● **What is expected**: Check each line of the entries below for the string "slats"; copy every line where it appears.

-- begin Excerpted data --

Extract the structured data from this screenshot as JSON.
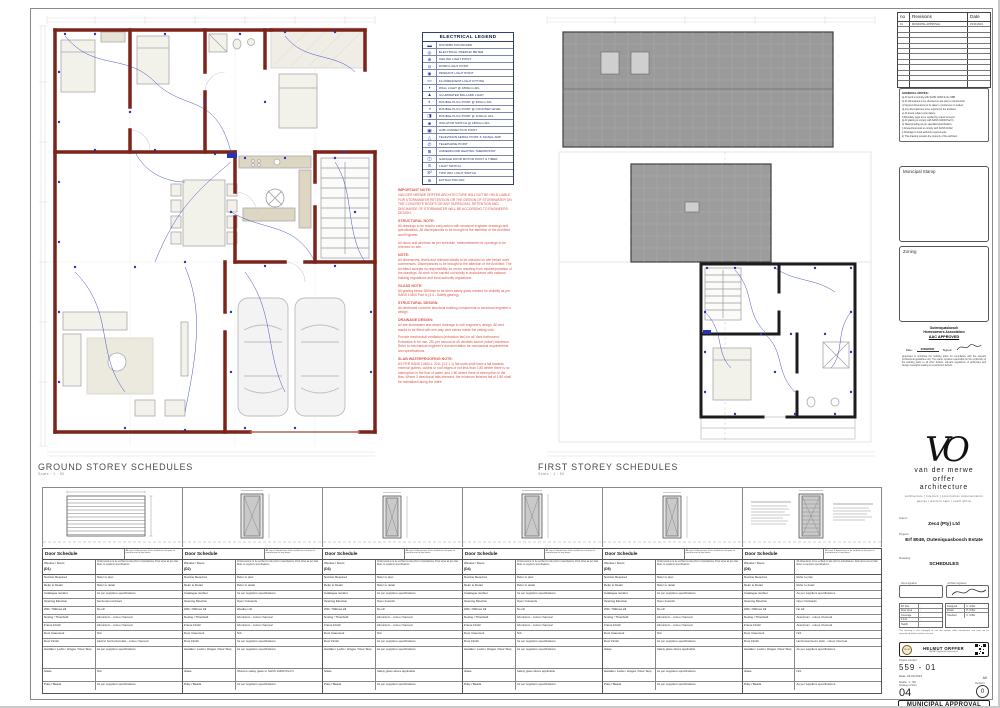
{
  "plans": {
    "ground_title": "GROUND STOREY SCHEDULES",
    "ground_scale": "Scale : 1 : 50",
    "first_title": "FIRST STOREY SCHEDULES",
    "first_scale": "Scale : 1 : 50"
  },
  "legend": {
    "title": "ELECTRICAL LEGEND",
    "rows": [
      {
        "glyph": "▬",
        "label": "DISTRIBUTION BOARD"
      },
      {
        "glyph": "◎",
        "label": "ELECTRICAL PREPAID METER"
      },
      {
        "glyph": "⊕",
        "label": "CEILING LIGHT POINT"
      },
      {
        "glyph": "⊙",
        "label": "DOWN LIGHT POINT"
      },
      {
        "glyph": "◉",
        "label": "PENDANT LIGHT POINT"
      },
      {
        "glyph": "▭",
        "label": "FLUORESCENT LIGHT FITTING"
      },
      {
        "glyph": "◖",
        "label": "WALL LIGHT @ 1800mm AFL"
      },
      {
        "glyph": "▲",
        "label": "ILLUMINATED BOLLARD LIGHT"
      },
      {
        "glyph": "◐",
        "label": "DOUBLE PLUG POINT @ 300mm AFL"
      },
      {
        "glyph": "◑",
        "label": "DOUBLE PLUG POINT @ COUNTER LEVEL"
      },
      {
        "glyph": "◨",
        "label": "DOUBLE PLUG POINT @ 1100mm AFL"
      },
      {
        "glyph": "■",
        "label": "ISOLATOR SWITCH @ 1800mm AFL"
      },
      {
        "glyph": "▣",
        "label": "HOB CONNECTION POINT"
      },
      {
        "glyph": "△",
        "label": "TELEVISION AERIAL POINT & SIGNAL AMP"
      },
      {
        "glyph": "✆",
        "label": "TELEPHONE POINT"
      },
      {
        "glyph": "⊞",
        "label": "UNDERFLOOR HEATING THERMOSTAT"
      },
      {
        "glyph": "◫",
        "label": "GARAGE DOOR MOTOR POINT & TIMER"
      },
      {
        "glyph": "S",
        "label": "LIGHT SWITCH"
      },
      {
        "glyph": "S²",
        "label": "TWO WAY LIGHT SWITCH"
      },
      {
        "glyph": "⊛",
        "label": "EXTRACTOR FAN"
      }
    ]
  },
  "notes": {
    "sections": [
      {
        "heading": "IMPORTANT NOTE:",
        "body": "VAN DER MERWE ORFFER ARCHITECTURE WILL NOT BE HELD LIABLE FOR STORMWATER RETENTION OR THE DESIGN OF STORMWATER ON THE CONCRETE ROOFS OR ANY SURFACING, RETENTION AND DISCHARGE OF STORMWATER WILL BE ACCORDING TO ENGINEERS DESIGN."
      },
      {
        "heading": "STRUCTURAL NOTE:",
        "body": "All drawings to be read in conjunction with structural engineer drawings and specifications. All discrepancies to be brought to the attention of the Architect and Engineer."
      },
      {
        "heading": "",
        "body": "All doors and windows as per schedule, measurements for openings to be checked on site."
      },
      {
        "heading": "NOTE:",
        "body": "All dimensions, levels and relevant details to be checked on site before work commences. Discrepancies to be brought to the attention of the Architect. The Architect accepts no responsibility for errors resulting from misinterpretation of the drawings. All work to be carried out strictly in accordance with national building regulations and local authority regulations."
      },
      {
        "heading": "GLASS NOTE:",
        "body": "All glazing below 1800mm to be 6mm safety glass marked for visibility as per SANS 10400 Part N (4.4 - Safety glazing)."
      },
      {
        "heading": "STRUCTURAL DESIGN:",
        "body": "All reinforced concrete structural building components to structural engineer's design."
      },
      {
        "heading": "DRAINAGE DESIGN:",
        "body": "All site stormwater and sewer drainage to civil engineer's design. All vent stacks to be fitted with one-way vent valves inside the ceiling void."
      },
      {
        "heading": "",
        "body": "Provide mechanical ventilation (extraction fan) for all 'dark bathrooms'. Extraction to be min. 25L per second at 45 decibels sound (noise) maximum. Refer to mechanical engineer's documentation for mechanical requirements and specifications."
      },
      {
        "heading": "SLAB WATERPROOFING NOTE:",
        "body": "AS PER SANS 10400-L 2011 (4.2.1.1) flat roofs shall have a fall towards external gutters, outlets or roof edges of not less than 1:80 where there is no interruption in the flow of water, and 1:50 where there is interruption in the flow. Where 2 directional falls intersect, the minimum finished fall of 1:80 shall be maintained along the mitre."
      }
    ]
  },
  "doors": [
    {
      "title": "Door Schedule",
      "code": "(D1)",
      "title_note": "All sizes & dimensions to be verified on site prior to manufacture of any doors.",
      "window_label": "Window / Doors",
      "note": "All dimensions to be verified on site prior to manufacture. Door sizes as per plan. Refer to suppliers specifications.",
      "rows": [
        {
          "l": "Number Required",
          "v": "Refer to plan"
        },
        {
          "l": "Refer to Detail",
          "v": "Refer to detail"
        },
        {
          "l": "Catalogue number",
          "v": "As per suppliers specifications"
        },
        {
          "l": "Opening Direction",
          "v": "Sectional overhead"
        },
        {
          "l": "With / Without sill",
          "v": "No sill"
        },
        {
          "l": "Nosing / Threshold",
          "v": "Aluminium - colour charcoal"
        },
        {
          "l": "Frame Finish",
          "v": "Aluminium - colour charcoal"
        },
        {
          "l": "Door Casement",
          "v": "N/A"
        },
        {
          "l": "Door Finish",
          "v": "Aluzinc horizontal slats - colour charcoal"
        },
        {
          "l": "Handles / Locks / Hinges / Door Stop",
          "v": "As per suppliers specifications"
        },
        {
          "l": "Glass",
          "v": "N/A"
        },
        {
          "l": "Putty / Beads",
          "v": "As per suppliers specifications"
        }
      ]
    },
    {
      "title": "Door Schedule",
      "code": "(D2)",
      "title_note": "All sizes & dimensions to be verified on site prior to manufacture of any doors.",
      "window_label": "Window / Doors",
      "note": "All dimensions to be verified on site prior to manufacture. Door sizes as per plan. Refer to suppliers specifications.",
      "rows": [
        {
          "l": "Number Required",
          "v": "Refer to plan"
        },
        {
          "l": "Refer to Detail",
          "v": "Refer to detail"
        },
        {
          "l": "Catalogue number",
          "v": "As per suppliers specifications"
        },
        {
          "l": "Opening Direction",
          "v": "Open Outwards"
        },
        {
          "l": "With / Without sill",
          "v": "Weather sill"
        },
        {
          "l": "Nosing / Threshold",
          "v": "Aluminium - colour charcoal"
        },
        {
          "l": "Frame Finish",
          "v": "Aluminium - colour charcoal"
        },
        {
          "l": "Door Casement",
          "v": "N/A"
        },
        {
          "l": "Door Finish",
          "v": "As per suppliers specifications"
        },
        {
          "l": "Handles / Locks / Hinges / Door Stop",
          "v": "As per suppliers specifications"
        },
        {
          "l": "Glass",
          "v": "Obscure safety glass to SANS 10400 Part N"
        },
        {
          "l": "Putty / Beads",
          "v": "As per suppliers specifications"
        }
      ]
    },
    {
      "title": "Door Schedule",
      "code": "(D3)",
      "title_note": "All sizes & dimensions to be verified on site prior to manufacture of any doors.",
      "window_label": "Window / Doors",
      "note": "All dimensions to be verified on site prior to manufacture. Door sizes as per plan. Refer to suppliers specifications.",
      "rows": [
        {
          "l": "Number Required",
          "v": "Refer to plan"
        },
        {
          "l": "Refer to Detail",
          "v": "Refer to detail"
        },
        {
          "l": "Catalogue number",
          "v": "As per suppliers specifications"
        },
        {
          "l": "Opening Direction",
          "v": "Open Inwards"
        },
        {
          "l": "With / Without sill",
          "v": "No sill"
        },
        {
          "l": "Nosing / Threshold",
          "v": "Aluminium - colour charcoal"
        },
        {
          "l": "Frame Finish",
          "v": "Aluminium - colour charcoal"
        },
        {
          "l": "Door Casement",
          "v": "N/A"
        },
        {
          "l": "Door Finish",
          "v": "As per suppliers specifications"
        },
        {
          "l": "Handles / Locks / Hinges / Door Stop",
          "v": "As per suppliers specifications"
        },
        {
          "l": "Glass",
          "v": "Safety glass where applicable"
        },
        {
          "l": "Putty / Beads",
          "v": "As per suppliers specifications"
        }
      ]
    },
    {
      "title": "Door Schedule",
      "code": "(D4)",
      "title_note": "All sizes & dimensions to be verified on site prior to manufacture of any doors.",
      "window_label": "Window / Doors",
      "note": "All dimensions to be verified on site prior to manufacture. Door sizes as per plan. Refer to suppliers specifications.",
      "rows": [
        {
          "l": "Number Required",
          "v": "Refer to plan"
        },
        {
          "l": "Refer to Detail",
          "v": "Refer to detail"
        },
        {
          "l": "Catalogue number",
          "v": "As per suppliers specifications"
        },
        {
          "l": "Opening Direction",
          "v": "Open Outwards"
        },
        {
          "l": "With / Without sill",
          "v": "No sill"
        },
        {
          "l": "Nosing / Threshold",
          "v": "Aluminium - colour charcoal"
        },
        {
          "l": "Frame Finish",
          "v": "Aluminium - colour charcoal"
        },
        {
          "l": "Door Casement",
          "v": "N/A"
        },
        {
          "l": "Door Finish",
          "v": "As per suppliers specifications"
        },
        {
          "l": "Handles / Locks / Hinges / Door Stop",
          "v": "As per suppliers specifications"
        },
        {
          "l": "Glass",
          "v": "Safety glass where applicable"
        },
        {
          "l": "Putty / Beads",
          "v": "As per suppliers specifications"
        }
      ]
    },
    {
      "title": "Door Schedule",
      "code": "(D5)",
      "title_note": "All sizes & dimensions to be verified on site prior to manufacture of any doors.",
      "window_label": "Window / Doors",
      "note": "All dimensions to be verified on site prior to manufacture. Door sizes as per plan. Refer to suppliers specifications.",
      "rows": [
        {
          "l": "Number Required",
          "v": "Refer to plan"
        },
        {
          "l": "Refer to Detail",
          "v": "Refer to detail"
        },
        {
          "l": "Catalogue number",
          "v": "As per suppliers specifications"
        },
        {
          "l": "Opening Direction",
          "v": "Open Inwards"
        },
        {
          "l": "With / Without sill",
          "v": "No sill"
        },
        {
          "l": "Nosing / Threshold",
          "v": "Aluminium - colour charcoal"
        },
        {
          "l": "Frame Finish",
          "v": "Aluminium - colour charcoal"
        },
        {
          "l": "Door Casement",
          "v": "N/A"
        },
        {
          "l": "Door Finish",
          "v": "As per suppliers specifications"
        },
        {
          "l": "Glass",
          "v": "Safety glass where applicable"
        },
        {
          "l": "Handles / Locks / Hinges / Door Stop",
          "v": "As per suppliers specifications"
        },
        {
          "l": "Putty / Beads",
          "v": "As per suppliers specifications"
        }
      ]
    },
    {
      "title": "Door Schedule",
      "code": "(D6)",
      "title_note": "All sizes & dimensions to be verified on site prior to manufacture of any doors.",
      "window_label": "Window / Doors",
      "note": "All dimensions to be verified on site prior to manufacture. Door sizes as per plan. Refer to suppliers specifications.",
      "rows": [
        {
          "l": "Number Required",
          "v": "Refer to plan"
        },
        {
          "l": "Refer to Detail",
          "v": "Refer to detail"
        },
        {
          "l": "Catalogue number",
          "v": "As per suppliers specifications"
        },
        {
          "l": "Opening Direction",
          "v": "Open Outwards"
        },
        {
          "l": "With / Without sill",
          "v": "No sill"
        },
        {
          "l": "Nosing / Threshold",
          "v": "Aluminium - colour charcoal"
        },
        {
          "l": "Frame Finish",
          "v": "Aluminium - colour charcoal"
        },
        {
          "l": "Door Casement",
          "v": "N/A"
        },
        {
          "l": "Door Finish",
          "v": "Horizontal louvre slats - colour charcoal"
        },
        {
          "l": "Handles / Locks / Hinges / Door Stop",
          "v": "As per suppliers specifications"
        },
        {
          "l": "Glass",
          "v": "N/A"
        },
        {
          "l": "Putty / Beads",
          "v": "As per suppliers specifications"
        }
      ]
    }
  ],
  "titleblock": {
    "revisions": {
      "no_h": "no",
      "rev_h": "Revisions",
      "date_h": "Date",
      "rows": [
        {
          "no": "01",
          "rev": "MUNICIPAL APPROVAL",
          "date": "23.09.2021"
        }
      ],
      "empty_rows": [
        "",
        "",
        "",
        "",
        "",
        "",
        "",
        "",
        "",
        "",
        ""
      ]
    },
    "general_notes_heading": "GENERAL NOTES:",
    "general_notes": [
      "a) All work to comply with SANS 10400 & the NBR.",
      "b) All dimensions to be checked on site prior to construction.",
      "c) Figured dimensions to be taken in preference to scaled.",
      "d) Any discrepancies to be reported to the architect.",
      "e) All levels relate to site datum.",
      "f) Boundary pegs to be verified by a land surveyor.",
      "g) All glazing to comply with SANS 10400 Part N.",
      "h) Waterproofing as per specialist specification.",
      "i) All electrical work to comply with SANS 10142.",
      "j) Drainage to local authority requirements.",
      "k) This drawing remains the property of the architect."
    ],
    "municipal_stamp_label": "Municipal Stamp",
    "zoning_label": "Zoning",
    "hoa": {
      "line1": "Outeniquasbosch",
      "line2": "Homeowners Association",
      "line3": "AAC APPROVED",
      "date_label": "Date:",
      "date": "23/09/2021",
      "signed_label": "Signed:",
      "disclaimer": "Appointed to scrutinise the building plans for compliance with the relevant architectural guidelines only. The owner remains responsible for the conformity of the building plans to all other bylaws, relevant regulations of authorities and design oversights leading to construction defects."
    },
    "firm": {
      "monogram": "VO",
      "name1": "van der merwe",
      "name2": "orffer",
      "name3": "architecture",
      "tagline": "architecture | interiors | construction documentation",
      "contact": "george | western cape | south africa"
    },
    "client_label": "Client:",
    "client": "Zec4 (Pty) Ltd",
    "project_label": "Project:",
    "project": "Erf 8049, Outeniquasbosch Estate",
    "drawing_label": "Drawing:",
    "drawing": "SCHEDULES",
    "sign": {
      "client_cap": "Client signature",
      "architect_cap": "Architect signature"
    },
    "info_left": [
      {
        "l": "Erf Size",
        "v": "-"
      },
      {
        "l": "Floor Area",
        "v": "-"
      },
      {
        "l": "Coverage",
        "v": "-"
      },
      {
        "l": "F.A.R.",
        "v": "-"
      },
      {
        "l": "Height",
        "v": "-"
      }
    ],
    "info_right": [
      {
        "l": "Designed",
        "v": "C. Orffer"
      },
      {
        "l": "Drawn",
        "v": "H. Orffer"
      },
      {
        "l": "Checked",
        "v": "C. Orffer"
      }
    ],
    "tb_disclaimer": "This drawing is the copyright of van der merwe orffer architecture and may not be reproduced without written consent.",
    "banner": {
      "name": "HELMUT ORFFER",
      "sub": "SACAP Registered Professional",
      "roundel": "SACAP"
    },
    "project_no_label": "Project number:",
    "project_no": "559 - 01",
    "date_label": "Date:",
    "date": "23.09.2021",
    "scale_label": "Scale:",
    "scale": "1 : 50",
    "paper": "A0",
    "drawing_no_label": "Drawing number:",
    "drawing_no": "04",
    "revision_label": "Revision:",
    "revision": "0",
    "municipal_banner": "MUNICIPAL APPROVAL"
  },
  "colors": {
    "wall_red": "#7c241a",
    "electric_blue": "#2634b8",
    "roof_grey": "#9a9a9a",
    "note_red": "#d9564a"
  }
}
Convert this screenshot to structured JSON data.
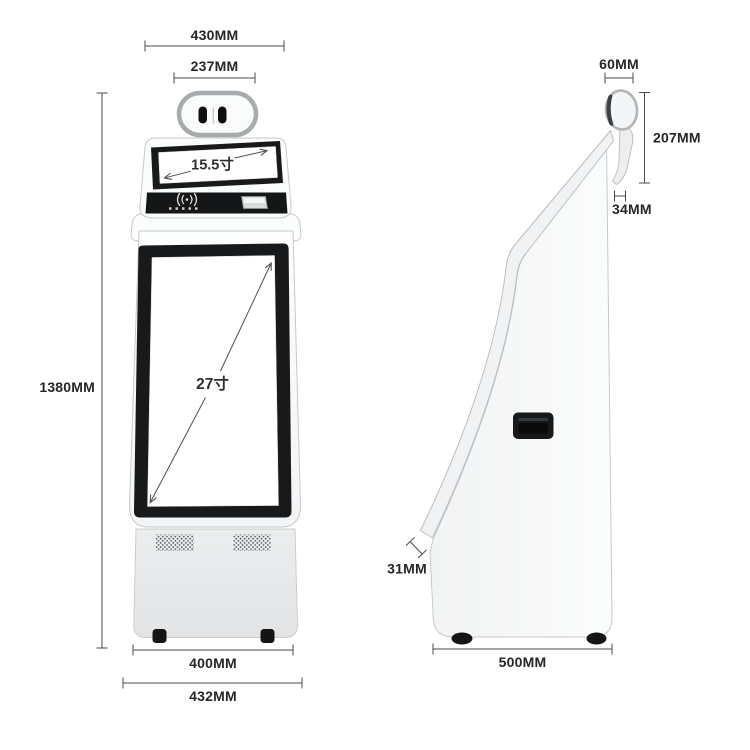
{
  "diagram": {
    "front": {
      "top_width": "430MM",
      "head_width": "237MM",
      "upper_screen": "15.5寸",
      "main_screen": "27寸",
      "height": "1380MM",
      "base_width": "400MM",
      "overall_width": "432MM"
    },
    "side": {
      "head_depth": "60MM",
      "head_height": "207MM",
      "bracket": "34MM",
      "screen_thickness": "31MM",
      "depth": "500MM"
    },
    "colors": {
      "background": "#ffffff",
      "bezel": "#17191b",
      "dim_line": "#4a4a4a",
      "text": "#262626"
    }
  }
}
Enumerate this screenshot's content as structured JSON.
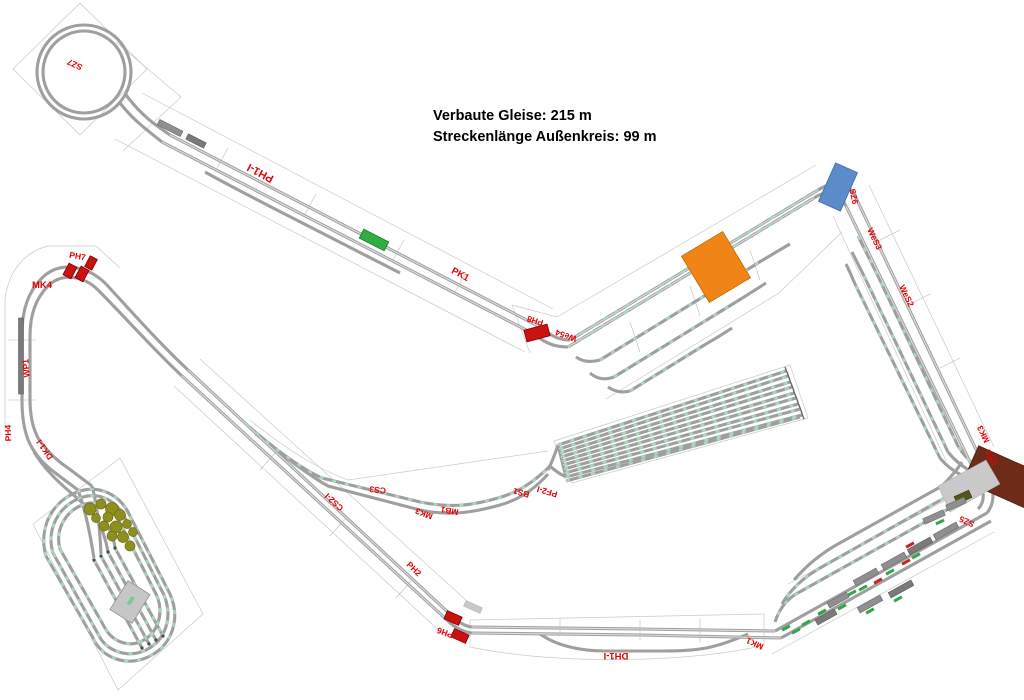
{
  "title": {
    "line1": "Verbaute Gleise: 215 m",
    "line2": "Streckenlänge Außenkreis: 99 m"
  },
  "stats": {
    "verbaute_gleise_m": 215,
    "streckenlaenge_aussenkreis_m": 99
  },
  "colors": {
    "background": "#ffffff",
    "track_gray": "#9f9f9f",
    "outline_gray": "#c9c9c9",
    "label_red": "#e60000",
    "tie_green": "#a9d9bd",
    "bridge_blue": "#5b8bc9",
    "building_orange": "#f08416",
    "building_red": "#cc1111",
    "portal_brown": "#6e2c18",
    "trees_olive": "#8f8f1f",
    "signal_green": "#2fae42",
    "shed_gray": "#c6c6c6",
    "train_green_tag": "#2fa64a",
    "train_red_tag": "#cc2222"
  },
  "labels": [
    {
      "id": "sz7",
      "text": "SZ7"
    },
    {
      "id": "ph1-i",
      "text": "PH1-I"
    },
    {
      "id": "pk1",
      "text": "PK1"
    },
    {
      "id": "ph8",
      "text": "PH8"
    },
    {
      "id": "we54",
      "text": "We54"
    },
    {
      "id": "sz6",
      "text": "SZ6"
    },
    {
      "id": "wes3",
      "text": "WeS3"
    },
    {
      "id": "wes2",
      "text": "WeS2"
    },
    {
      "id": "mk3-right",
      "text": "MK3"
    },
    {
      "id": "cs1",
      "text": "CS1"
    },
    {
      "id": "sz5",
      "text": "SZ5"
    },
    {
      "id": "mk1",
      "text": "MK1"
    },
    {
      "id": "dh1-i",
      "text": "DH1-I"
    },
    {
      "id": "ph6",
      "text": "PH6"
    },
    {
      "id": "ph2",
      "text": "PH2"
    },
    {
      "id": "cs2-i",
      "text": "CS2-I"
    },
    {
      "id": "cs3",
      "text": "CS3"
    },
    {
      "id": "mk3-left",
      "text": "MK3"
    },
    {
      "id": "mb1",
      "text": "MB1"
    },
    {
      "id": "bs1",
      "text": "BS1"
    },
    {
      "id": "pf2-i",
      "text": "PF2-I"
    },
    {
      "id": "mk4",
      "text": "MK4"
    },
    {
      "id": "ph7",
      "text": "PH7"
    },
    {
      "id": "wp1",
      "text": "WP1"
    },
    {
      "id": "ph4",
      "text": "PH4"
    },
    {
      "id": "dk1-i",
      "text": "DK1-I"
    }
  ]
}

-- end Excerpted data --

● **Solution to this problem**:
          "v": "Aluzinc horizontal slats - colour charcoal"
          "v": "Horizontal louvre slats - colour charcoal"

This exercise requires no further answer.